What is needed:
Starting with the entry line that contains "399, 629, 407]" and going on through the one that contains "231, 361, 240]", write out only those lines below, swapping "difference-bar" for "residual-bar" and leaving everything else unchanged.

Entries shown:
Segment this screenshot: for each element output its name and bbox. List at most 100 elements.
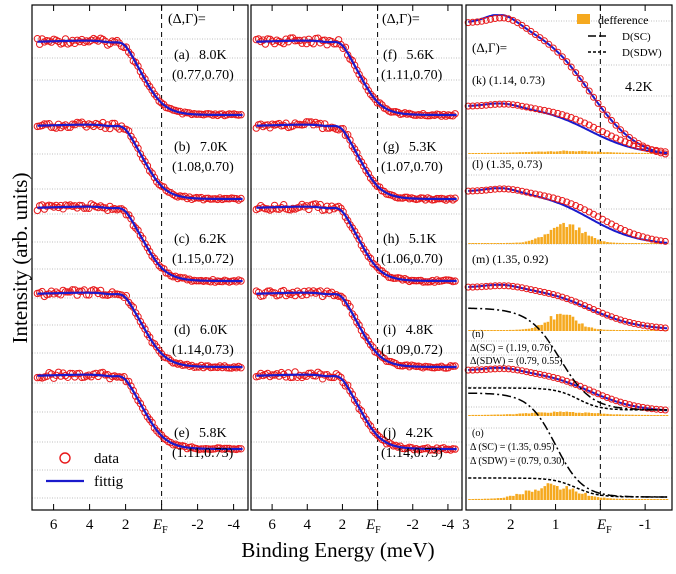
data-point	[621, 399, 629, 407]
difference-bar	[537, 490, 540, 500]
difference-bar	[468, 330, 471, 331]
x-tick-label: 1	[552, 517, 560, 533]
data-point	[328, 373, 336, 382]
difference-bar	[534, 412, 537, 416]
data-point	[617, 398, 624, 406]
data-point	[75, 287, 84, 295]
data-point	[47, 370, 56, 378]
difference-bar	[552, 411, 556, 416]
data-point	[585, 304, 593, 311]
difference-bar	[650, 153, 653, 154]
data-point	[362, 82, 370, 91]
difference-bar	[505, 496, 509, 500]
data-point	[567, 200, 575, 208]
data-point	[99, 35, 107, 44]
curve-params-f: (1.11,0.70)	[381, 68, 443, 83]
data-point	[608, 132, 615, 140]
curve-label-c: (c) 6.2K	[174, 232, 227, 247]
difference-bar	[606, 498, 609, 500]
data-point	[155, 97, 163, 105]
data-point	[523, 103, 530, 111]
curve-label-h: (h) 5.1K	[383, 232, 436, 247]
difference-bar	[527, 328, 531, 331]
fit-curve	[37, 373, 243, 451]
difference-bar	[556, 412, 559, 416]
data-point	[167, 357, 175, 365]
curve-label-a: (a) 8.0K	[174, 48, 227, 63]
difference-bar	[496, 414, 500, 416]
difference-bar	[665, 415, 669, 416]
difference-bar	[515, 242, 518, 244]
data-point	[364, 86, 372, 95]
data-point	[563, 198, 571, 206]
data-point	[366, 174, 375, 182]
difference-bar	[615, 414, 619, 416]
data-point	[136, 150, 145, 158]
ef-tick-right: EF	[596, 517, 612, 536]
data-point	[430, 446, 439, 454]
difference-bar	[593, 413, 597, 416]
difference-bar	[640, 243, 644, 244]
data-point	[464, 283, 472, 291]
difference-bar	[537, 151, 540, 154]
data-point	[353, 231, 361, 240]
data-point	[572, 69, 580, 77]
data-point	[350, 145, 359, 153]
data-point	[491, 100, 499, 108]
panel-middle-frame	[250, 4, 463, 511]
difference-bar	[634, 330, 637, 331]
difference-bar	[556, 226, 559, 244]
difference-bar	[590, 236, 594, 244]
data-point	[626, 401, 633, 409]
data-point	[590, 93, 598, 101]
data-point	[266, 35, 274, 43]
data-point	[491, 282, 499, 290]
data-point	[612, 134, 620, 142]
difference-bar	[578, 323, 581, 331]
difference-bar	[640, 414, 644, 416]
data-point	[531, 287, 539, 294]
data-point	[509, 282, 517, 290]
data-point	[590, 306, 598, 313]
difference-bar	[593, 496, 597, 500]
panel-left-frame	[31, 4, 249, 511]
difference-bar	[665, 499, 669, 500]
difference-bar	[571, 224, 575, 244]
data-point	[366, 422, 375, 430]
data-point	[469, 366, 477, 374]
difference-bar	[596, 413, 600, 416]
data-point	[545, 289, 553, 297]
data-point	[652, 323, 660, 331]
data-point	[464, 187, 472, 195]
difference-bar	[634, 499, 637, 500]
data-point	[141, 157, 149, 166]
difference-bar	[568, 412, 572, 416]
difference-bar	[534, 151, 537, 154]
data-point	[132, 309, 140, 317]
difference-bar	[552, 319, 556, 331]
data-point	[305, 369, 313, 378]
difference-bar	[468, 243, 471, 244]
data-point	[337, 125, 345, 133]
data-point	[518, 187, 526, 195]
difference-bar	[546, 233, 550, 244]
data-point	[282, 119, 290, 127]
data-point	[491, 185, 499, 193]
difference-bar	[537, 237, 540, 244]
difference-bar	[584, 231, 587, 244]
difference-bar	[646, 330, 650, 331]
difference-bar	[581, 323, 584, 331]
curve-label-n: (n)	[472, 329, 484, 340]
data-point	[40, 120, 49, 128]
difference-bar	[502, 414, 506, 416]
data-point	[369, 426, 377, 435]
ef-tick-middle: EF	[365, 517, 381, 536]
data-point	[120, 206, 128, 215]
curve-label-f: (f) 5.6K	[383, 48, 434, 63]
difference-bar	[612, 414, 615, 416]
difference-bar	[653, 330, 656, 331]
data-point	[82, 204, 91, 212]
data-point	[643, 322, 651, 330]
difference-bar	[599, 497, 603, 500]
data-point	[603, 111, 611, 119]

Finished exercise:
data-point	[621, 399, 629, 407]
residual-bar	[537, 490, 540, 500]
residual-bar	[468, 330, 471, 331]
x-tick-label: 1	[552, 517, 560, 533]
data-point	[328, 373, 336, 382]
residual-bar	[534, 412, 537, 416]
data-point	[617, 398, 624, 406]
data-point	[75, 287, 84, 295]
data-point	[47, 370, 56, 378]
residual-bar	[552, 411, 556, 416]
data-point	[585, 304, 593, 311]
residual-bar	[650, 153, 653, 154]
data-point	[362, 82, 370, 91]
residual-bar	[505, 496, 509, 500]
data-point	[567, 200, 575, 208]
data-point	[99, 35, 107, 44]
curve-params-f: (1.11,0.70)	[381, 68, 443, 83]
data-point	[608, 132, 615, 140]
curve-label-c: (c) 6.2K	[174, 232, 227, 247]
residual-bar	[606, 498, 609, 500]
data-point	[155, 97, 163, 105]
data-point	[523, 103, 530, 111]
curve-label-h: (h) 5.1K	[383, 232, 436, 247]
residual-bar	[527, 328, 531, 331]
fit-curve	[37, 373, 243, 451]
residual-bar	[556, 412, 559, 416]
data-point	[167, 357, 175, 365]
curve-label-a: (a) 8.0K	[174, 48, 227, 63]
residual-bar	[496, 414, 500, 416]
residual-bar	[665, 415, 669, 416]
residual-bar	[515, 242, 518, 244]
data-point	[364, 86, 372, 95]
data-point	[563, 198, 571, 206]
data-point	[366, 174, 375, 182]
residual-bar	[615, 414, 619, 416]
data-point	[136, 150, 145, 158]
ef-tick-right: EF	[596, 517, 612, 536]
data-point	[430, 446, 439, 454]
residual-bar	[593, 413, 597, 416]
residual-bar	[640, 243, 644, 244]
data-point	[464, 283, 472, 291]
residual-bar	[537, 151, 540, 154]
data-point	[353, 231, 361, 240]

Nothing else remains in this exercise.